[Set task] Check every line for the word "Respiratorische" and state how many lines have it. Reply with the number alone.

[Extracted material]
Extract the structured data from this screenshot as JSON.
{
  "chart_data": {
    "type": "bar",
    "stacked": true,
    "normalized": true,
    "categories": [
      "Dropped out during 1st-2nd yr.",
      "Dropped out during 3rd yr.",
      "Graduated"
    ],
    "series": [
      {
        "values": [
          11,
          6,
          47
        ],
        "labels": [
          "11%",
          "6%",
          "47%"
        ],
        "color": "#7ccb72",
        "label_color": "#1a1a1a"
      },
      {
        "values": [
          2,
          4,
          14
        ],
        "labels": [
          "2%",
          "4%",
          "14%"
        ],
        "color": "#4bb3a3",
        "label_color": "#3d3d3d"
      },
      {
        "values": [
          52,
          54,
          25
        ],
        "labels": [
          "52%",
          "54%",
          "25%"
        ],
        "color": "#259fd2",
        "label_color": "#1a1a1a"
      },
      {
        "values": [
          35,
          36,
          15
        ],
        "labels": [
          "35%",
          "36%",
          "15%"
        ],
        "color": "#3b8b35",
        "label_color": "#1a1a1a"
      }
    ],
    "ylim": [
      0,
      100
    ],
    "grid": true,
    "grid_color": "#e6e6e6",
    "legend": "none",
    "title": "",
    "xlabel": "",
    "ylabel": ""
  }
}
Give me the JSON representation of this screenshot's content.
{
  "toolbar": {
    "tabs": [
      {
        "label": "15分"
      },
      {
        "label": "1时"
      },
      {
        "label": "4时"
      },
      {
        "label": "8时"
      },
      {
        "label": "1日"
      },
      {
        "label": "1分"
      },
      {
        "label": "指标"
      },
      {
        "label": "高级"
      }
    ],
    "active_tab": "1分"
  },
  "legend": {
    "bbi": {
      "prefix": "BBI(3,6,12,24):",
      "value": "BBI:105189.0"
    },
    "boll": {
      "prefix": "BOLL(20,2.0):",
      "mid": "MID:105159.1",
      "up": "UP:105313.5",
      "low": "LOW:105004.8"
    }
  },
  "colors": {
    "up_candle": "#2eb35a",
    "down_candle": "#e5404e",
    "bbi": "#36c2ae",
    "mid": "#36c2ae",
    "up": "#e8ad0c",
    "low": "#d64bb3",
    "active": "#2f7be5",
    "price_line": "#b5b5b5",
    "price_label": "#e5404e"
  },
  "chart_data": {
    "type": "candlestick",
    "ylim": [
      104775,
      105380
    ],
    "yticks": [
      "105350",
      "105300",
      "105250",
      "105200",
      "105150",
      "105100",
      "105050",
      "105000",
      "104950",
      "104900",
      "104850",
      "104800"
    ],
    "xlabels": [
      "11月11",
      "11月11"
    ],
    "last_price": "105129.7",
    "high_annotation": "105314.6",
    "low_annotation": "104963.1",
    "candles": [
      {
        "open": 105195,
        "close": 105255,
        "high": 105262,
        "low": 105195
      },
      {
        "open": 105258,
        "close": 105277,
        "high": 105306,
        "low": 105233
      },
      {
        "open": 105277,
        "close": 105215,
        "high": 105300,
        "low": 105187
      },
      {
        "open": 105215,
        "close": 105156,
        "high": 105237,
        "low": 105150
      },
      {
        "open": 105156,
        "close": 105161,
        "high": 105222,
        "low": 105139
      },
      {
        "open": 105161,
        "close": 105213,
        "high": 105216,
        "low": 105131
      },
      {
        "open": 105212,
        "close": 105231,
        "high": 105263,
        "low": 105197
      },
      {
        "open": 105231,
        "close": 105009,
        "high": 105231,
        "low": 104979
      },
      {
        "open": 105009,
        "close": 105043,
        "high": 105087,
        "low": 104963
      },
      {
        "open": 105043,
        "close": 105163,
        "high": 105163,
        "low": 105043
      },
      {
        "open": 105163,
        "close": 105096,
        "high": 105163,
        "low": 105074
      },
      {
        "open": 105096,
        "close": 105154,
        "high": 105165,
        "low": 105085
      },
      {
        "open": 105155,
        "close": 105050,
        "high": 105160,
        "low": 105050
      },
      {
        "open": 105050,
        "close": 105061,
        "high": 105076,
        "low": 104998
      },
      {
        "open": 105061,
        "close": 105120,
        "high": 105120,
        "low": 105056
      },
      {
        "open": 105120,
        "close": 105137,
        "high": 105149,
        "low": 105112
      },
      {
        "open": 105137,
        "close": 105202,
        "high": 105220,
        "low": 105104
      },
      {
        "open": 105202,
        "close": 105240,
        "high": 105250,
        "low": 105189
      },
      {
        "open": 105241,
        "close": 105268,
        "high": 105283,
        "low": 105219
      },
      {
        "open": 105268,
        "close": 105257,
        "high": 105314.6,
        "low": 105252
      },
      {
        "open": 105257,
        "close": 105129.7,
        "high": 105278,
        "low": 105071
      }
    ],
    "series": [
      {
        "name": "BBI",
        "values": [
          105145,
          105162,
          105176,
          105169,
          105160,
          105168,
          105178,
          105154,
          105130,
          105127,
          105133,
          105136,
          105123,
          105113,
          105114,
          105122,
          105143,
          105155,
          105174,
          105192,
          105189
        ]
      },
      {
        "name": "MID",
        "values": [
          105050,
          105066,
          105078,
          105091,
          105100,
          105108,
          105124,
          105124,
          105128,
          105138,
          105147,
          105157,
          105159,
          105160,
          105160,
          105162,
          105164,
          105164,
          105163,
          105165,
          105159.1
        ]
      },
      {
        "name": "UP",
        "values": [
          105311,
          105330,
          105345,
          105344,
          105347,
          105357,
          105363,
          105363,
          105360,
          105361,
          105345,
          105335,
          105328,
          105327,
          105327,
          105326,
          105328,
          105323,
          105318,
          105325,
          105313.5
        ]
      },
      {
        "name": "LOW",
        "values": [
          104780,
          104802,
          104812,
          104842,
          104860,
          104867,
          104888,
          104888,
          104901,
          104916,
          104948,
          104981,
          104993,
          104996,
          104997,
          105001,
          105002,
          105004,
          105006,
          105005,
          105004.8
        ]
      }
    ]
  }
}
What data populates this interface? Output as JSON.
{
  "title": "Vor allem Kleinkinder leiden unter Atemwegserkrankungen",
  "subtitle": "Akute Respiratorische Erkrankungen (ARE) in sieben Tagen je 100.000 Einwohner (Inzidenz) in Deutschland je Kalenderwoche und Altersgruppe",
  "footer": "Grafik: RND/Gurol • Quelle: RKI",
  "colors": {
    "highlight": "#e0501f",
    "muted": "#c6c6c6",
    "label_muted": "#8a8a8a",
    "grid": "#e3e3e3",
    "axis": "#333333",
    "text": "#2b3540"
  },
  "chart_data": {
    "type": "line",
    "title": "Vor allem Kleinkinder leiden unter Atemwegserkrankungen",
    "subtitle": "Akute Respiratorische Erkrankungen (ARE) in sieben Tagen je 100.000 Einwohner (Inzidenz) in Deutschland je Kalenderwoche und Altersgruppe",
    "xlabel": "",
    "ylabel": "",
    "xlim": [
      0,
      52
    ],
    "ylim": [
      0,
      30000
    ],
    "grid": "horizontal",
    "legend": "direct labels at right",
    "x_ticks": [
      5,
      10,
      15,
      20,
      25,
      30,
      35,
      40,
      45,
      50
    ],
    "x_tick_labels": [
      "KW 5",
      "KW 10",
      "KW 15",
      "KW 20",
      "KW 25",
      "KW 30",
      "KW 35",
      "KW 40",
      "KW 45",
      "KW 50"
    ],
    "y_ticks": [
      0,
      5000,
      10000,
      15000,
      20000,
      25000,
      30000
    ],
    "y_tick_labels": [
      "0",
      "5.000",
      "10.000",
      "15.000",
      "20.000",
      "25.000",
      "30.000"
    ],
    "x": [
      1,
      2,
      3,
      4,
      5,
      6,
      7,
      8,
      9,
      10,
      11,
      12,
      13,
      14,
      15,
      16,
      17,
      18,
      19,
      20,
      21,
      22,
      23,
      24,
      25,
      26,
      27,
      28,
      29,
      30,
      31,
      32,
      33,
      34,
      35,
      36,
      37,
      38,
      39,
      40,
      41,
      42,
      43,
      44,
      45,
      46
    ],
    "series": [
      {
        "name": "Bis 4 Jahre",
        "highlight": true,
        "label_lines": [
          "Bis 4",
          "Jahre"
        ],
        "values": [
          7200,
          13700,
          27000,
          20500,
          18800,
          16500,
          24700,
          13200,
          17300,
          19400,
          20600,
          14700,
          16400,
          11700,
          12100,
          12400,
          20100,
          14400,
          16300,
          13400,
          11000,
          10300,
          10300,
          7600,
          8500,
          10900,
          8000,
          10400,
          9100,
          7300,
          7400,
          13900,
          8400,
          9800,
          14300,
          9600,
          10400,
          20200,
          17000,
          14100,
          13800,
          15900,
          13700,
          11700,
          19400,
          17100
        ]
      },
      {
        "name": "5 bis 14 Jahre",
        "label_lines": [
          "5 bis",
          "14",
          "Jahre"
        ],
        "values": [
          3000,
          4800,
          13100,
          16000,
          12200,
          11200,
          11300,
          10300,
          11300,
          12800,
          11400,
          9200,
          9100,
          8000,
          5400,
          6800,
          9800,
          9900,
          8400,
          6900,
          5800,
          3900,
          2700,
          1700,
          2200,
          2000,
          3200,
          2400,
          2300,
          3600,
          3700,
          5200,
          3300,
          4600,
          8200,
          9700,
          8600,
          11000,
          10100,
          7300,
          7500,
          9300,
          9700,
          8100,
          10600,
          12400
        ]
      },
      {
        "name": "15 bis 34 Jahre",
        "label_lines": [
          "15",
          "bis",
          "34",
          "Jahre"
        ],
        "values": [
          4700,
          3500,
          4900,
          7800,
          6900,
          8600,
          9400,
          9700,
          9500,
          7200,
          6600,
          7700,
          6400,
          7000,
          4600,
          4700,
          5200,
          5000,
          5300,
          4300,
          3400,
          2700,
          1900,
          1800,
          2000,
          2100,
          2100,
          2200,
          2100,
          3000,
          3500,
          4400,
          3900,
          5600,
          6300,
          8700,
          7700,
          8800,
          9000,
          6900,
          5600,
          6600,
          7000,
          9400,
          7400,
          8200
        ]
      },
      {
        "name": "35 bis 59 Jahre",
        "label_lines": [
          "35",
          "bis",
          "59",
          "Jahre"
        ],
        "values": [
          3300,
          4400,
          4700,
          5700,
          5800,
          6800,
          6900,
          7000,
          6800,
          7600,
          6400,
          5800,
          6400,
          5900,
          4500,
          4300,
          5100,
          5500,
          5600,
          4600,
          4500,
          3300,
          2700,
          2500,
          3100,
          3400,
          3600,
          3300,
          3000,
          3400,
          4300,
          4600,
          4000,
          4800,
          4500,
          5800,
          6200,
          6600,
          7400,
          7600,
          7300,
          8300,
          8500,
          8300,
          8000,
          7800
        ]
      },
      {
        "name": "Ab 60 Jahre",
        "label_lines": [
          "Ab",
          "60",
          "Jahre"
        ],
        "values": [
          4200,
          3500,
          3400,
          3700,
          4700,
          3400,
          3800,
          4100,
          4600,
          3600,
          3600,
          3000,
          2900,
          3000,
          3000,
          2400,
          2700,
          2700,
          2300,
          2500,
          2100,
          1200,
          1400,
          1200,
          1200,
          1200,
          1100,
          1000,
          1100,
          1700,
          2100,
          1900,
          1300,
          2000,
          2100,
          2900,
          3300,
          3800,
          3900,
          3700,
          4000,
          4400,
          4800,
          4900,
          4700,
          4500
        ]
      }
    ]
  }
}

[Written answer] 2